Exercise directions —
Retype all of the listing exactly, passing over any picture you find.

Excerpted data —

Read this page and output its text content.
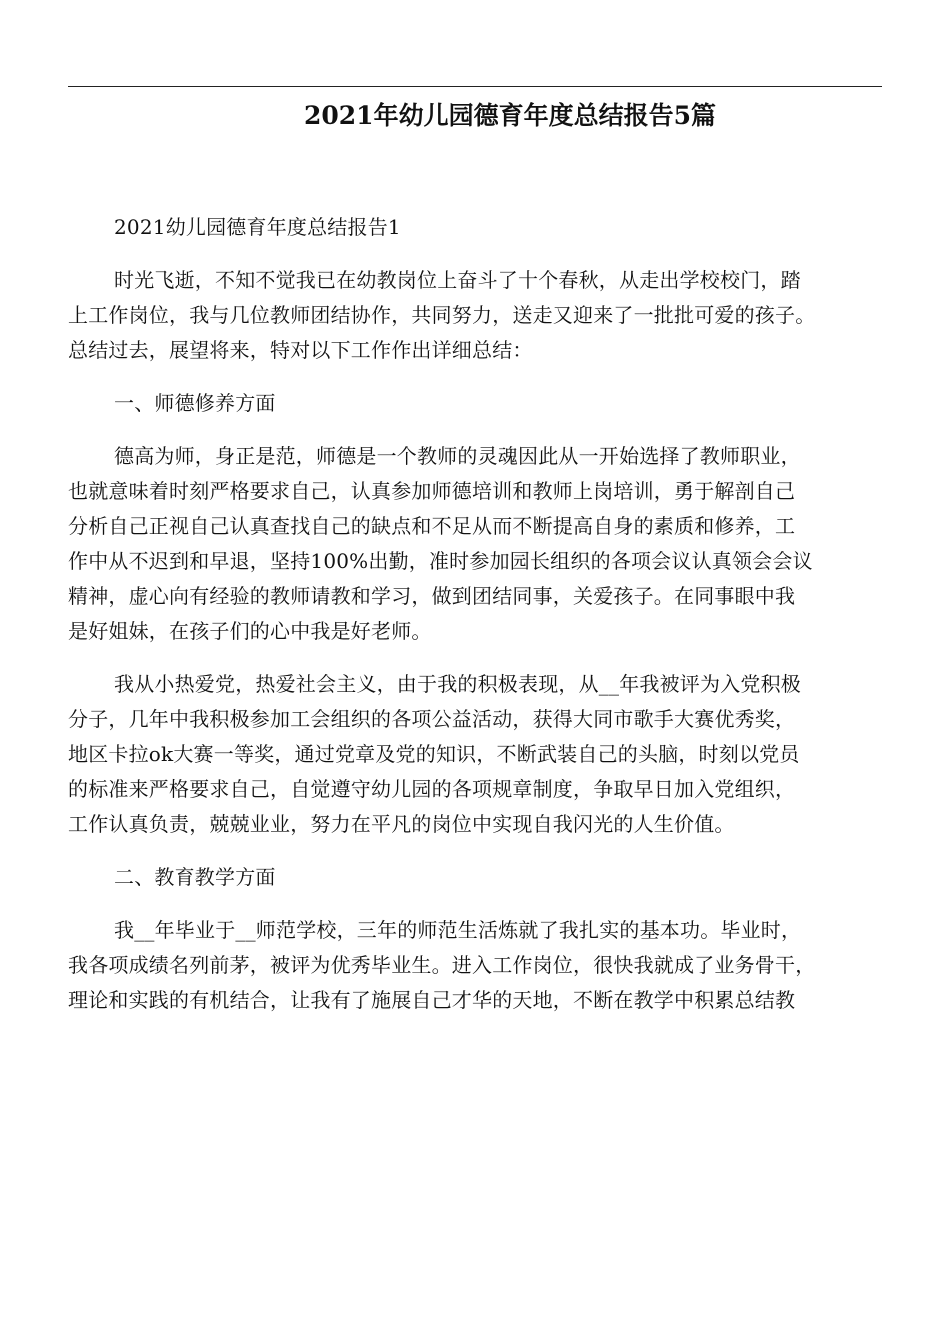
2021年幼儿园德育年度总结报告5篇
2021幼儿园德育年度总结报告1
时光飞逝，不知不觉我已在幼教岗位上奋斗了十个春秋，从走出学校校门，踏
上工作岗位，我与几位教师团结协作，共同努力，送走又迎来了一批批可爱的孩子。
总结过去，展望将来，特对以下工作作出详细总结：
一、师德修养方面
德高为师，身正是范，师德是一个教师的灵魂因此从一开始选择了教师职业，
也就意味着时刻严格要求自己，认真参加师德培训和教师上岗培训，勇于解剖自己
分析自己正视自己认真查找自己的缺点和不足从而不断提高自身的素质和修养，工
作中从不迟到和早退，坚持100%出勤，准时参加园长组织的各项会议认真领会会议
精神，虚心向有经验的教师请教和学习，做到团结同事，关爱孩子。在同事眼中我
是好姐妹，在孩子们的心中我是好老师。
我从小热爱党，热爱社会主义，由于我的积极表现，从__年我被评为入党积极
分子，几年中我积极参加工会组织的各项公益活动，获得大同市歌手大赛优秀奖，
地区卡拉ok大赛一等奖，通过党章及党的知识，不断武装自己的头脑，时刻以党员
的标准来严格要求自己，自觉遵守幼儿园的各项规章制度，争取早日加入党组织，
工作认真负责，兢兢业业，努力在平凡的岗位中实现自我闪光的人生价值。
二、教育教学方面
我__年毕业于__师范学校，三年的师范生活炼就了我扎实的基本功。毕业时，
我各项成绩名列前茅，被评为优秀毕业生。进入工作岗位，很快我就成了业务骨干，
理论和实践的有机结合，让我有了施展自己才华的天地，不断在教学中积累总结教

Response —
Read this page and output its text content.
2021年幼儿园德育年度总结报告5篇
2021幼儿园德育年度总结报告1
时光飞逝，不知不觉我已在幼教岗位上奋斗了十个春秋，从走出学校校门，踏
上工作岗位，我与几位教师团结协作，共同努力，送走又迎来了一批批可爱的孩子。
总结过去，展望将来，特对以下工作作出详细总结：
一、师德修养方面
德高为师，身正是范，师德是一个教师的灵魂因此从一开始选择了教师职业，
也就意味着时刻严格要求自己，认真参加师德培训和教师上岗培训，勇于解剖自己
分析自己正视自己认真查找自己的缺点和不足从而不断提高自身的素质和修养，工
作中从不迟到和早退，坚持100%出勤，准时参加园长组织的各项会议认真领会会议
精神，虚心向有经验的教师请教和学习，做到团结同事，关爱孩子。在同事眼中我
是好姐妹，在孩子们的心中我是好老师。
我从小热爱党，热爱社会主义，由于我的积极表现，从__年我被评为入党积极
分子，几年中我积极参加工会组织的各项公益活动，获得大同市歌手大赛优秀奖，
地区卡拉ok大赛一等奖，通过党章及党的知识，不断武装自己的头脑，时刻以党员
的标准来严格要求自己，自觉遵守幼儿园的各项规章制度，争取早日加入党组织，
工作认真负责，兢兢业业，努力在平凡的岗位中实现自我闪光的人生价值。
二、教育教学方面
我__年毕业于__师范学校，三年的师范生活炼就了我扎实的基本功。毕业时，
我各项成绩名列前茅，被评为优秀毕业生。进入工作岗位，很快我就成了业务骨干，
理论和实践的有机结合，让我有了施展自己才华的天地，不断在教学中积累总结教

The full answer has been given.